**SHORT EXERCISE**:
List all lines in the material below that contain "race".
— Start of ITEMS —
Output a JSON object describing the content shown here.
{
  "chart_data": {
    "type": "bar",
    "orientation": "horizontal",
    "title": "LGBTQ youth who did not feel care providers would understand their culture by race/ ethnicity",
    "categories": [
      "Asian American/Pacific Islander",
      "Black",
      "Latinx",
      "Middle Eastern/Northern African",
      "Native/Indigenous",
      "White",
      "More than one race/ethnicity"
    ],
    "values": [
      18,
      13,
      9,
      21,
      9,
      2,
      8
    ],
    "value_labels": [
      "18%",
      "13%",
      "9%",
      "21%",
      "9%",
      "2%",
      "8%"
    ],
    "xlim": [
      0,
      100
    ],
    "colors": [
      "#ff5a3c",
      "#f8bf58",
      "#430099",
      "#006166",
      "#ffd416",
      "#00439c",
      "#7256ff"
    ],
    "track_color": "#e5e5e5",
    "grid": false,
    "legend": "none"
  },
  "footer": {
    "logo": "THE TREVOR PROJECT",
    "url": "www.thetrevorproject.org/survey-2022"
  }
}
— End of ITEMS —
**OUTPUT BELOW**:
    "title": "LGBTQ youth who did not feel care providers would understand their culture by race/ ethnicity",
      "More than one race/ethnicity"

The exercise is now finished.